**Exercise**. Write out the data again in full, exactly as it reads.

**Dataset**.
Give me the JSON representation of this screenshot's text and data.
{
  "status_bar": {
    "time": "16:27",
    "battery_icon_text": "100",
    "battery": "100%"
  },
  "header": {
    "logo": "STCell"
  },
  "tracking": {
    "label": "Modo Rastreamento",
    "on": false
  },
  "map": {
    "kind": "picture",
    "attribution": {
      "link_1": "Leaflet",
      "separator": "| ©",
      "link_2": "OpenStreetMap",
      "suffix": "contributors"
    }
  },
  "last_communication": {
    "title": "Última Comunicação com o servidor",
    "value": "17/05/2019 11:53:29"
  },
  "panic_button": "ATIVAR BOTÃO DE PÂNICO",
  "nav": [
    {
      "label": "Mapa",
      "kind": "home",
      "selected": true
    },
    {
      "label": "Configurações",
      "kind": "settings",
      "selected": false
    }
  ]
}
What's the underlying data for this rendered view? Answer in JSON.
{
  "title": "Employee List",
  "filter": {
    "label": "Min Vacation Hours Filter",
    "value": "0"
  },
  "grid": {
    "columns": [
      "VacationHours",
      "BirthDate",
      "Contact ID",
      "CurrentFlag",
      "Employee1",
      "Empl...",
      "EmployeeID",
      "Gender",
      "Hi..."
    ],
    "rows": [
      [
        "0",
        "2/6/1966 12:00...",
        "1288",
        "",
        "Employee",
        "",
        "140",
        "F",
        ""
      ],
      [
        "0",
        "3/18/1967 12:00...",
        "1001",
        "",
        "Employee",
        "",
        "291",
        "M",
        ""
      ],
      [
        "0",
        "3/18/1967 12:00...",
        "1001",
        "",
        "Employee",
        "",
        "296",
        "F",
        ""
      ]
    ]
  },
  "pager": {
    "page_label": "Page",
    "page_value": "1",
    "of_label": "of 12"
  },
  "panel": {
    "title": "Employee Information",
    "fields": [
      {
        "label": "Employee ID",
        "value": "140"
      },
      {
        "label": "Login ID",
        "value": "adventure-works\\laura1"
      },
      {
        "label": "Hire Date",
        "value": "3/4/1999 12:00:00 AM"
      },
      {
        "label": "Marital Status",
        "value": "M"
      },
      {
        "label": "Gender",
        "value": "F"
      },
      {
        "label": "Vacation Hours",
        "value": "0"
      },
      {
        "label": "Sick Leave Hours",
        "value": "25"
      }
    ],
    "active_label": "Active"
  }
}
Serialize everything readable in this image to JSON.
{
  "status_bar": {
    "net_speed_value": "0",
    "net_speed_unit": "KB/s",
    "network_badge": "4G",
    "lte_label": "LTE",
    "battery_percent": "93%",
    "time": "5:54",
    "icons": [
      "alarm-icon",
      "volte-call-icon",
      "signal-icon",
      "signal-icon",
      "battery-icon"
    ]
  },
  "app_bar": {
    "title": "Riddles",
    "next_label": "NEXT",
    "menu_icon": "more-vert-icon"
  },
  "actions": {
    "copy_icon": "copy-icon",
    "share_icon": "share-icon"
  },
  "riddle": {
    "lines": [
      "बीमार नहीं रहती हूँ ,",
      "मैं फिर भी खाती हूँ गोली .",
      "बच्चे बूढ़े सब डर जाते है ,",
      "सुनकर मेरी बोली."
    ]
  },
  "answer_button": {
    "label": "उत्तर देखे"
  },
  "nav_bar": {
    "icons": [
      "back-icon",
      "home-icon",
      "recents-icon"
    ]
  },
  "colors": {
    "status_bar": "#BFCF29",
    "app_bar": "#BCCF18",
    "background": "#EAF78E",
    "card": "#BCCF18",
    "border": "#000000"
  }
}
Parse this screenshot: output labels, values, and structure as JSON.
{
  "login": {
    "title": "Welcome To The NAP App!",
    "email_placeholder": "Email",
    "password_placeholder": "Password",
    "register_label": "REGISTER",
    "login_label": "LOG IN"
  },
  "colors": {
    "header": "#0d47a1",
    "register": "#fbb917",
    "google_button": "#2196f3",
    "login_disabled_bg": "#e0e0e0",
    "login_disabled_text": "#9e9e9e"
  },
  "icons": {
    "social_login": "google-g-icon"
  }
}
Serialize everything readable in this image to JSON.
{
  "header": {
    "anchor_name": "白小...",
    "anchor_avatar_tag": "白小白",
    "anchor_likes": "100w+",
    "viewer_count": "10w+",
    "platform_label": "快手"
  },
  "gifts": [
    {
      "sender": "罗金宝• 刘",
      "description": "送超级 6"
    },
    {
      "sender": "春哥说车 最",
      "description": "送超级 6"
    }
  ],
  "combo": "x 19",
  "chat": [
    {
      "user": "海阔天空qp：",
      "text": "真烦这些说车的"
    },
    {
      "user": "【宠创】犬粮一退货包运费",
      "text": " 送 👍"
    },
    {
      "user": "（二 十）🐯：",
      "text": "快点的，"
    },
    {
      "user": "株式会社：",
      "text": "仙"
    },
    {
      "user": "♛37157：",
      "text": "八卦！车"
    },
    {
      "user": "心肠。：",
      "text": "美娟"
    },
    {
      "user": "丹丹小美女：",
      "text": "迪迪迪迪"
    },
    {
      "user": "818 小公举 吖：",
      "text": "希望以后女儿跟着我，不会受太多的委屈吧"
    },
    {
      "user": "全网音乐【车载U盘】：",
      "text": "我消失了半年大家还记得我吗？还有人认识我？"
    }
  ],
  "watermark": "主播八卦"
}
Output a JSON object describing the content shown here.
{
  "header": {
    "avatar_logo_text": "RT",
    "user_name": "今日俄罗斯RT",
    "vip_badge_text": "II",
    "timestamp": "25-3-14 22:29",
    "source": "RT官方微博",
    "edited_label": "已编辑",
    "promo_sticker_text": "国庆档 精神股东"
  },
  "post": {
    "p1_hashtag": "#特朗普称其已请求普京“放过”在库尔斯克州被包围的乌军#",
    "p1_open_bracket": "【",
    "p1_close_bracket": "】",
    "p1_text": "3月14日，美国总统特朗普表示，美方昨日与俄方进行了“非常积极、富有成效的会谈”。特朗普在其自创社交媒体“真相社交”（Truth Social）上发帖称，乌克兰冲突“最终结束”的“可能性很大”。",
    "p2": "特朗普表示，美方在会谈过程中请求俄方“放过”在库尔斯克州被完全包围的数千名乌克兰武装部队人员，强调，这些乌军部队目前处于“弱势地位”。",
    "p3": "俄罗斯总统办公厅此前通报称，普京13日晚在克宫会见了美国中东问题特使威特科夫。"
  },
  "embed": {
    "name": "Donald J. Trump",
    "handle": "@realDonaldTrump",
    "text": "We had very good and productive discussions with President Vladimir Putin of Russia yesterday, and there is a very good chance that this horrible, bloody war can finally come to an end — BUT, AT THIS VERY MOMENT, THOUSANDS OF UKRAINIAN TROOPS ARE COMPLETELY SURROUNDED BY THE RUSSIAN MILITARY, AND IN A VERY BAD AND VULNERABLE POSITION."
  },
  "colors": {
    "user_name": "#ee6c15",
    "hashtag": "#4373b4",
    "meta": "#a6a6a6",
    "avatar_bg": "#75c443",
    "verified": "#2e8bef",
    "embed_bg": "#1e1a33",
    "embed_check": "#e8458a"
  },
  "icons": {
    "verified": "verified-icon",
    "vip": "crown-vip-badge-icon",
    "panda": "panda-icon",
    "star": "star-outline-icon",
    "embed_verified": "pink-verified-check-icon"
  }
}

**The output**.
Give me the JSON representation of this screenshot's text and data.
{
  "status_bar": {
    "time": "16:27",
    "battery_icon_text": "100",
    "battery": "100%"
  },
  "header": {
    "logo": "STCell"
  },
  "tracking": {
    "label": "Modo Rastreamento",
    "on": false
  },
  "map": {
    "kind": "picture",
    "attribution": {
      "link_1": "Leaflet",
      "separator": "| ©",
      "link_2": "OpenStreetMap",
      "suffix": "contributors"
    }
  },
  "last_communication": {
    "title": "Última Comunicação com o servidor",
    "value": "17/05/2019 11:53:29"
  },
  "panic_button": "ATIVAR BOTÃO DE PÂNICO",
  "nav": [
    {
      "label": "Mapa",
      "kind": "home",
      "selected": true
    },
    {
      "label": "Configurações",
      "kind": "settings",
      "selected": false
    }
  ]
}
What's the underlying data for this rendered view? Answer in JSON.
{
  "title": "Employee List",
  "filter": {
    "label": "Min Vacation Hours Filter",
    "value": "0"
  },
  "grid": {
    "columns": [
      "VacationHours",
      "BirthDate",
      "Contact ID",
      "CurrentFlag",
      "Employee1",
      "Empl...",
      "EmployeeID",
      "Gender",
      "Hi..."
    ],
    "rows": [
      [
        "0",
        "2/6/1966 12:00...",
        "1288",
        "",
        "Employee",
        "",
        "140",
        "F",
        ""
      ],
      [
        "0",
        "3/18/1967 12:00...",
        "1001",
        "",
        "Employee",
        "",
        "291",
        "M",
        ""
      ],
      [
        "0",
        "3/18/1967 12:00...",
        "1001",
        "",
        "Employee",
        "",
        "296",
        "F",
        ""
      ]
    ]
  },
  "pager": {
    "page_label": "Page",
    "page_value": "1",
    "of_label": "of 12"
  },
  "panel": {
    "title": "Employee Information",
    "fields": [
      {
        "label": "Employee ID",
        "value": "140"
      },
      {
        "label": "Login ID",
        "value": "adventure-works\\laura1"
      },
      {
        "label": "Hire Date",
        "value": "3/4/1999 12:00:00 AM"
      },
      {
        "label": "Marital Status",
        "value": "M"
      },
      {
        "label": "Gender",
        "value": "F"
      },
      {
        "label": "Vacation Hours",
        "value": "0"
      },
      {
        "label": "Sick Leave Hours",
        "value": "25"
      }
    ],
    "active_label": "Active"
  }
}
Serialize everything readable in this image to JSON.
{
  "status_bar": {
    "net_speed_value": "0",
    "net_speed_unit": "KB/s",
    "network_badge": "4G",
    "lte_label": "LTE",
    "battery_percent": "93%",
    "time": "5:54",
    "icons": [
      "alarm-icon",
      "volte-call-icon",
      "signal-icon",
      "signal-icon",
      "battery-icon"
    ]
  },
  "app_bar": {
    "title": "Riddles",
    "next_label": "NEXT",
    "menu_icon": "more-vert-icon"
  },
  "actions": {
    "copy_icon": "copy-icon",
    "share_icon": "share-icon"
  },
  "riddle": {
    "lines": [
      "बीमार नहीं रहती हूँ ,",
      "मैं फिर भी खाती हूँ गोली .",
      "बच्चे बूढ़े सब डर जाते है ,",
      "सुनकर मेरी बोली."
    ]
  },
  "answer_button": {
    "label": "उत्तर देखे"
  },
  "nav_bar": {
    "icons": [
      "back-icon",
      "home-icon",
      "recents-icon"
    ]
  },
  "colors": {
    "status_bar": "#BFCF29",
    "app_bar": "#BCCF18",
    "background": "#EAF78E",
    "card": "#BCCF18",
    "border": "#000000"
  }
}
Parse this screenshot: output labels, values, and structure as JSON.
{
  "login": {
    "title": "Welcome To The NAP App!",
    "email_placeholder": "Email",
    "password_placeholder": "Password",
    "register_label": "REGISTER",
    "login_label": "LOG IN"
  },
  "colors": {
    "header": "#0d47a1",
    "register": "#fbb917",
    "google_button": "#2196f3",
    "login_disabled_bg": "#e0e0e0",
    "login_disabled_text": "#9e9e9e"
  },
  "icons": {
    "social_login": "google-g-icon"
  }
}
Serialize everything readable in this image to JSON.
{
  "header": {
    "anchor_name": "白小...",
    "anchor_avatar_tag": "白小白",
    "anchor_likes": "100w+",
    "viewer_count": "10w+",
    "platform_label": "快手"
  },
  "gifts": [
    {
      "sender": "罗金宝• 刘",
      "description": "送超级 6"
    },
    {
      "sender": "春哥说车 最",
      "description": "送超级 6"
    }
  ],
  "combo": "x 19",
  "chat": [
    {
      "user": "海阔天空qp：",
      "text": "真烦这些说车的"
    },
    {
      "user": "【宠创】犬粮一退货包运费",
      "text": " 送 👍"
    },
    {
      "user": "（二 十）🐯：",
      "text": "快点的，"
    },
    {
      "user": "株式会社：",
      "text": "仙"
    },
    {
      "user": "♛37157：",
      "text": "八卦！车"
    },
    {
      "user": "心肠。：",
      "text": "美娟"
    },
    {
      "user": "丹丹小美女：",
      "text": "迪迪迪迪"
    },
    {
      "user": "818 小公举 吖：",
      "text": "希望以后女儿跟着我，不会受太多的委屈吧"
    },
    {
      "user": "全网音乐【车载U盘】：",
      "text": "我消失了半年大家还记得我吗？还有人认识我？"
    }
  ],
  "watermark": "主播八卦"
}
Output a JSON object describing the content shown here.
{
  "header": {
    "avatar_logo_text": "RT",
    "user_name": "今日俄罗斯RT",
    "vip_badge_text": "II",
    "timestamp": "25-3-14 22:29",
    "source": "RT官方微博",
    "edited_label": "已编辑",
    "promo_sticker_text": "国庆档 精神股东"
  },
  "post": {
    "p1_hashtag": "#特朗普称其已请求普京“放过”在库尔斯克州被包围的乌军#",
    "p1_open_bracket": "【",
    "p1_close_bracket": "】",
    "p1_text": "3月14日，美国总统特朗普表示，美方昨日与俄方进行了“非常积极、富有成效的会谈”。特朗普在其自创社交媒体“真相社交”（Truth Social）上发帖称，乌克兰冲突“最终结束”的“可能性很大”。",
    "p2": "特朗普表示，美方在会谈过程中请求俄方“放过”在库尔斯克州被完全包围的数千名乌克兰武装部队人员，强调，这些乌军部队目前处于“弱势地位”。",
    "p3": "俄罗斯总统办公厅此前通报称，普京13日晚在克宫会见了美国中东问题特使威特科夫。"
  },
  "embed": {
    "name": "Donald J. Trump",
    "handle": "@realDonaldTrump",
    "text": "We had very good and productive discussions with President Vladimir Putin of Russia yesterday, and there is a very good chance that this horrible, bloody war can finally come to an end — BUT, AT THIS VERY MOMENT, THOUSANDS OF UKRAINIAN TROOPS ARE COMPLETELY SURROUNDED BY THE RUSSIAN MILITARY, AND IN A VERY BAD AND VULNERABLE POSITION."
  },
  "colors": {
    "user_name": "#ee6c15",
    "hashtag": "#4373b4",
    "meta": "#a6a6a6",
    "avatar_bg": "#75c443",
    "verified": "#2e8bef",
    "embed_bg": "#1e1a33",
    "embed_check": "#e8458a"
  },
  "icons": {
    "verified": "verified-icon",
    "vip": "crown-vip-badge-icon",
    "panda": "panda-icon",
    "star": "star-outline-icon",
    "embed_verified": "pink-verified-check-icon"
  }
}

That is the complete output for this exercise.